Aim of the task: Do not carry the pictures over; copy every other part of the entries exactly.

(Stored records)
..........

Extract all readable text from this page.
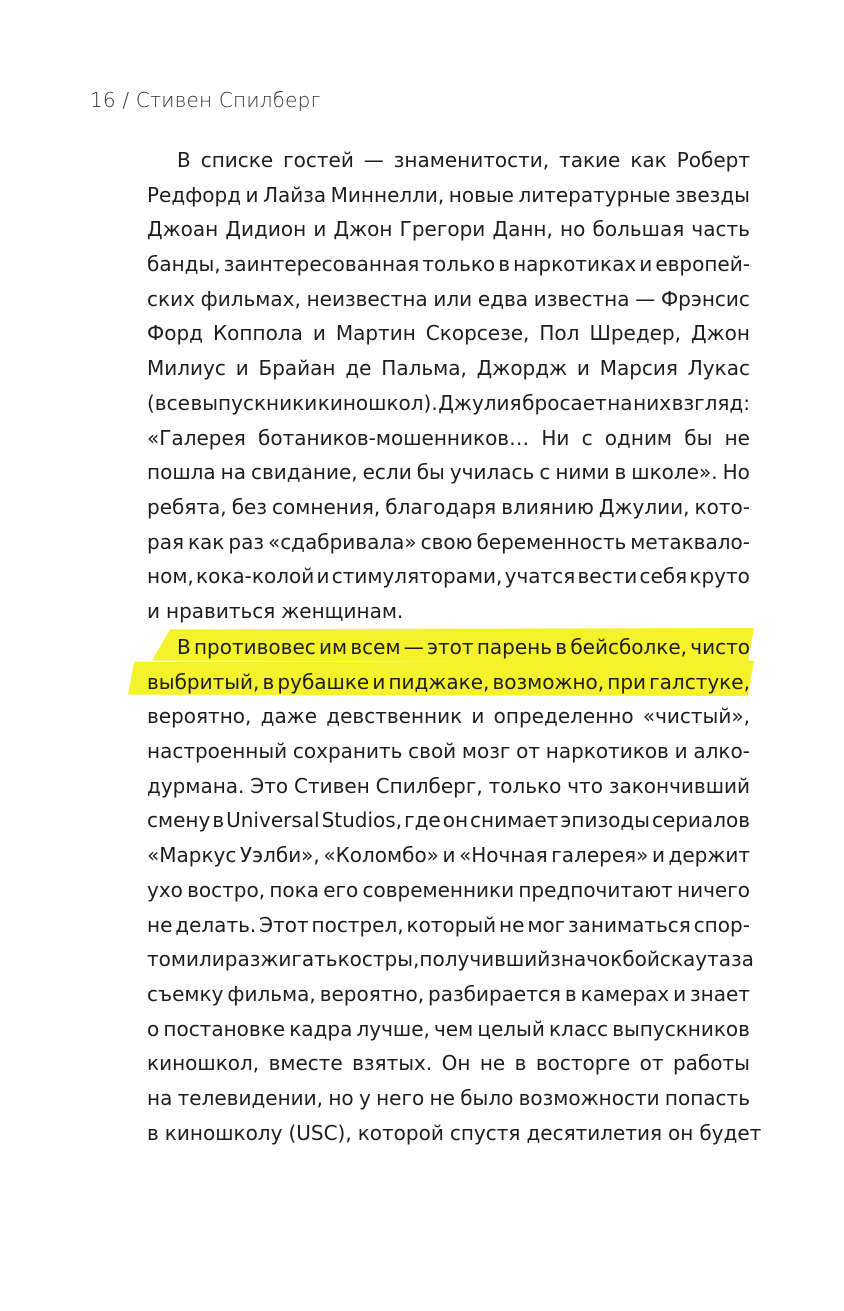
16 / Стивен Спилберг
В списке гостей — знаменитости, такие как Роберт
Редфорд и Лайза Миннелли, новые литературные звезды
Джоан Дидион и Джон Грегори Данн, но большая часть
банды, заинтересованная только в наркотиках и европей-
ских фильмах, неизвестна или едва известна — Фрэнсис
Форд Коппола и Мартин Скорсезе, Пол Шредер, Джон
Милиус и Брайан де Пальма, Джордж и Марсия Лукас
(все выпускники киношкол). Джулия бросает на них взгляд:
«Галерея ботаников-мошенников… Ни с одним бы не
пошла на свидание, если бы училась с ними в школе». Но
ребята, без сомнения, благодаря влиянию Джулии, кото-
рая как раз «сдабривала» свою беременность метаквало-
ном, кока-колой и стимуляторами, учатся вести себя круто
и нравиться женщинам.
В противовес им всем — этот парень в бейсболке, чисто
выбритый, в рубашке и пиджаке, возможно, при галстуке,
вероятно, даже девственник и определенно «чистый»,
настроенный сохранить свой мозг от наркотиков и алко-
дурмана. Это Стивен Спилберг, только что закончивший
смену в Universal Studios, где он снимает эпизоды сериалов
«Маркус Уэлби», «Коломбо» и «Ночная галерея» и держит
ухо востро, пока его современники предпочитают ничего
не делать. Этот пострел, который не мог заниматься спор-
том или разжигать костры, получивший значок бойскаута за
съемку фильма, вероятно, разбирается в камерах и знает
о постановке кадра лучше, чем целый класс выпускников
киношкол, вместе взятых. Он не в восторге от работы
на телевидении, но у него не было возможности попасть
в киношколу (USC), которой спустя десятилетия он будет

..........

Solution to this problem:
Extract all readable text from this page.
16 / Стивен Спилберг
В списке гостей — знаменитости, такие как Роберт
Редфорд и Лайза Миннелли, новые литературные звезды
Джоан Дидион и Джон Грегори Данн, но большая часть
банды, заинтересованная только в наркотиках и европей-
ских фильмах, неизвестна или едва известна — Фрэнсис
Форд Коппола и Мартин Скорсезе, Пол Шредер, Джон
Милиус и Брайан де Пальма, Джордж и Марсия Лукас
(все выпускники киношкол). Джулия бросает на них взгляд:
«Галерея ботаников-мошенников… Ни с одним бы не
пошла на свидание, если бы училась с ними в школе». Но
ребята, без сомнения, благодаря влиянию Джулии, кото-
рая как раз «сдабривала» свою беременность метаквало-
ном, кока-колой и стимуляторами, учатся вести себя круто
и нравиться женщинам.
В противовес им всем — этот парень в бейсболке, чисто
выбритый, в рубашке и пиджаке, возможно, при галстуке,
вероятно, даже девственник и определенно «чистый»,
настроенный сохранить свой мозг от наркотиков и алко-
дурмана. Это Стивен Спилберг, только что закончивший
смену в Universal Studios, где он снимает эпизоды сериалов
«Маркус Уэлби», «Коломбо» и «Ночная галерея» и держит
ухо востро, пока его современники предпочитают ничего
не делать. Этот пострел, который не мог заниматься спор-
том или разжигать костры, получивший значок бойскаута за
съемку фильма, вероятно, разбирается в камерах и знает
о постановке кадра лучше, чем целый класс выпускников
киношкол, вместе взятых. Он не в восторге от работы
на телевидении, но у него не было возможности попасть
в киношколу (USC), которой спустя десятилетия он будет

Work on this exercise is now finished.